■ Description of the task ■
Pictures excluded, reproduce exactly the lines below from the one with "Serialize everything readable" through the one with "What data was", both included.

■ Provided material ■
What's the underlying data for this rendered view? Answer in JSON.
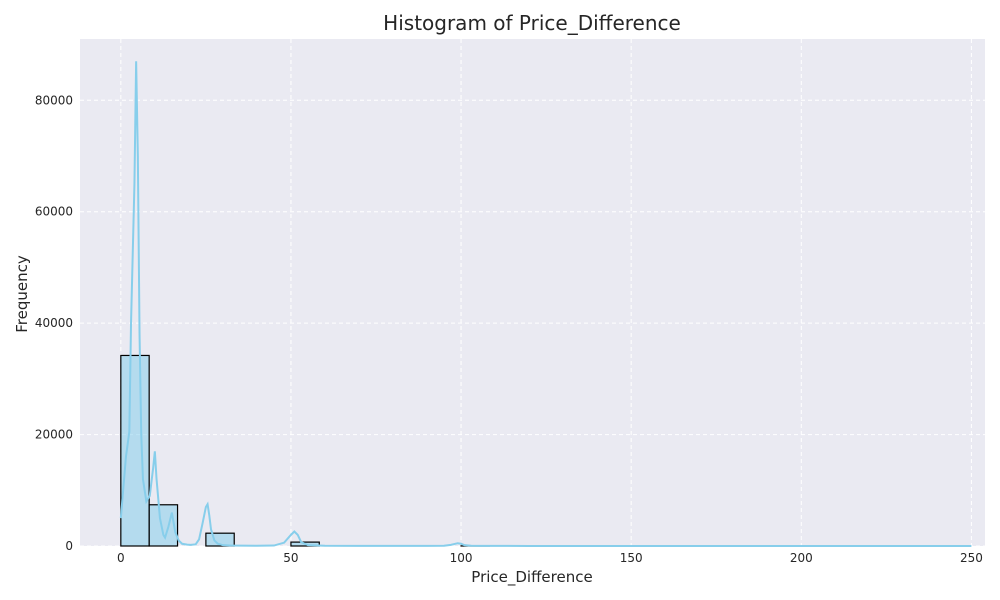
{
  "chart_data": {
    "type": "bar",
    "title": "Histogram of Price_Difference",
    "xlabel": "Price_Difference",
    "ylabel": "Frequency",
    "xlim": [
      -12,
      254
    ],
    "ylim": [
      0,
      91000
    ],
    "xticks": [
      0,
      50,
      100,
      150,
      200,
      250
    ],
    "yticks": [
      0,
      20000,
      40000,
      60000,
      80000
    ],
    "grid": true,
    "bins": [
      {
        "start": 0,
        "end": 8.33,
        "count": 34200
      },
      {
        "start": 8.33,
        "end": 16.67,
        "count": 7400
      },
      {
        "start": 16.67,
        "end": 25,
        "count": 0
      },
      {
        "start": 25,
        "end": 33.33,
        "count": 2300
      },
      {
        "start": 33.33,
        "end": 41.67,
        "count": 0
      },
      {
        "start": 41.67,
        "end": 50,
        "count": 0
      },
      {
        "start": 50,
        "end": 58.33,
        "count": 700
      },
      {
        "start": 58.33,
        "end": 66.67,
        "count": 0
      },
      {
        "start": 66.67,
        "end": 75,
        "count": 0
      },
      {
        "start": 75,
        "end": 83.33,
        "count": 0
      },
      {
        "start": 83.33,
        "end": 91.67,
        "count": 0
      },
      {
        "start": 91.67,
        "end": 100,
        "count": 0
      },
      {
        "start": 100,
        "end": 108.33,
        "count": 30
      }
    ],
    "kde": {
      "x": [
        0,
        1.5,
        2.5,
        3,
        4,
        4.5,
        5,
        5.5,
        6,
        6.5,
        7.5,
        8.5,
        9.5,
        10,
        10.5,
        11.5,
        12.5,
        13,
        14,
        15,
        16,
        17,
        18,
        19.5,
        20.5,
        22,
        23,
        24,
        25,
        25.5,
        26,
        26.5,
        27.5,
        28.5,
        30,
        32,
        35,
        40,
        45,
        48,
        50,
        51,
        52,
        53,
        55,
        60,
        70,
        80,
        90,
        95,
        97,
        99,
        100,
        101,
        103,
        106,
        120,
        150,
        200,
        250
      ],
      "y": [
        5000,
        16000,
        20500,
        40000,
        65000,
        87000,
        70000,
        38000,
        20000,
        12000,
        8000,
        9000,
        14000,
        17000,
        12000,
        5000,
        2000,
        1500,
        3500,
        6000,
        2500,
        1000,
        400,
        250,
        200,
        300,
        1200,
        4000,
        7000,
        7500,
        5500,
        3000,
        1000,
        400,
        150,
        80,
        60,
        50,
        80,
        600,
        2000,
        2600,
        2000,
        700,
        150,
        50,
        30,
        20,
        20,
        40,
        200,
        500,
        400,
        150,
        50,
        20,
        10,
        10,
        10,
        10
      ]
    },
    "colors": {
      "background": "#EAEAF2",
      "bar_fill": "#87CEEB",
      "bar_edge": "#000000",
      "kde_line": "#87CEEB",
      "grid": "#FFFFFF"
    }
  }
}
--
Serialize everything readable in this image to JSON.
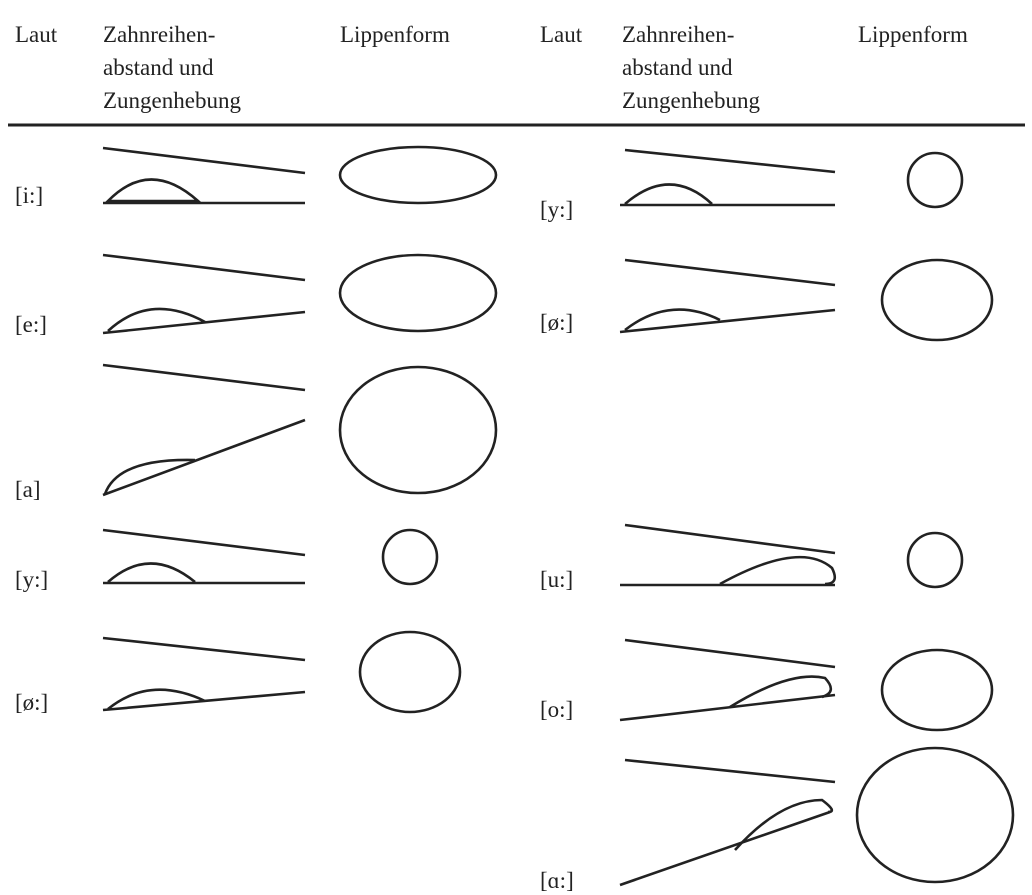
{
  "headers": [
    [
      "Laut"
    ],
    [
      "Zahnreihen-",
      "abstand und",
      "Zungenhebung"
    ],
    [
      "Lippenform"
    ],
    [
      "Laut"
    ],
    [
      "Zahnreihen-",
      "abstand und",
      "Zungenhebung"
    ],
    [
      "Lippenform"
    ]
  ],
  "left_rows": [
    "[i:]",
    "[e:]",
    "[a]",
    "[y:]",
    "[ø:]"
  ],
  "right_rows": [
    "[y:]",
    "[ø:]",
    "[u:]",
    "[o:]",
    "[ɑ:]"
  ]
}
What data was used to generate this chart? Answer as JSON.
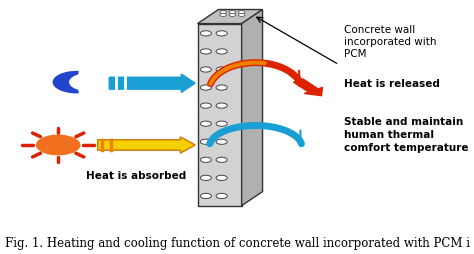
--
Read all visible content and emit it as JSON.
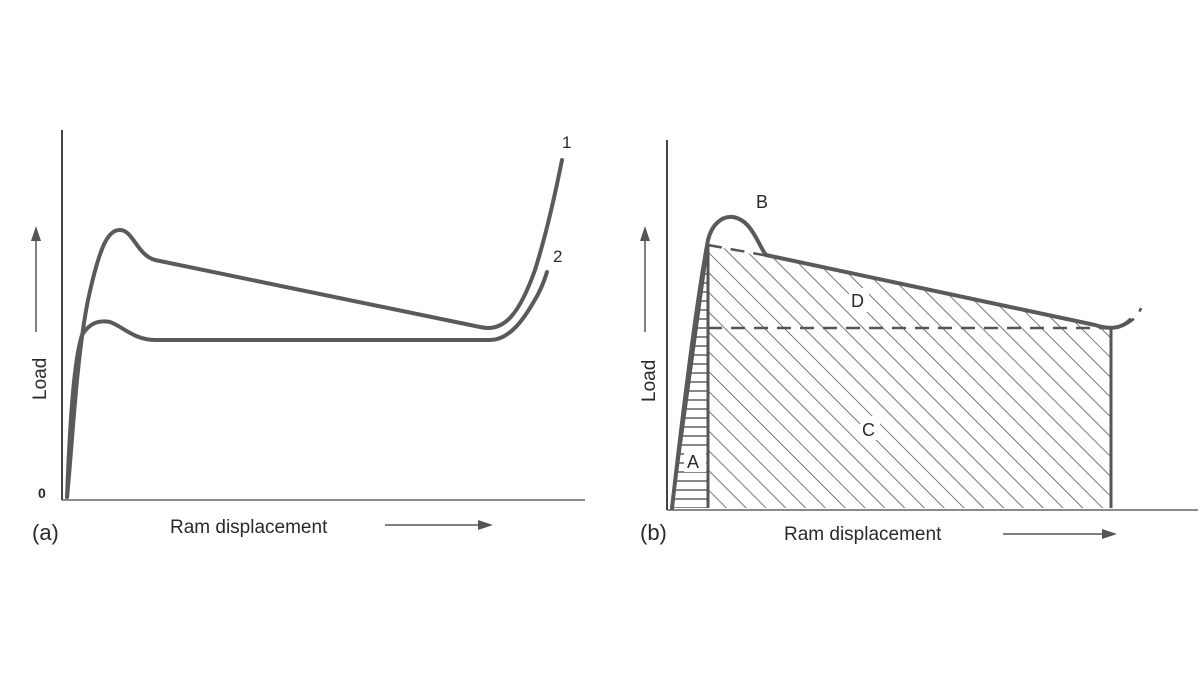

■ Solved exercise ■
Serialize everything readable in this image to JSON.
{
  "headers": [
    [
      "Laut"
    ],
    [
      "Zahnreihen-",
      "abstand und",
      "Zungenhebung"
    ],
    [
      "Lippenform"
    ],
    [
      "Laut"
    ],
    [
      "Zahnreihen-",
      "abstand und",
      "Zungenhebung"
    ],
    [
      "Lippenform"
    ]
  ],
  "left_rows": [
    "[i:]",
    "[e:]",
    "[a]",
    "[y:]",
    "[ø:]"
  ],
  "right_rows": [
    "[y:]",
    "[ø:]",
    "[u:]",
    "[o:]",
    "[ɑ:]"
  ]
}
What data was used to generate this chart? Answer as JSON.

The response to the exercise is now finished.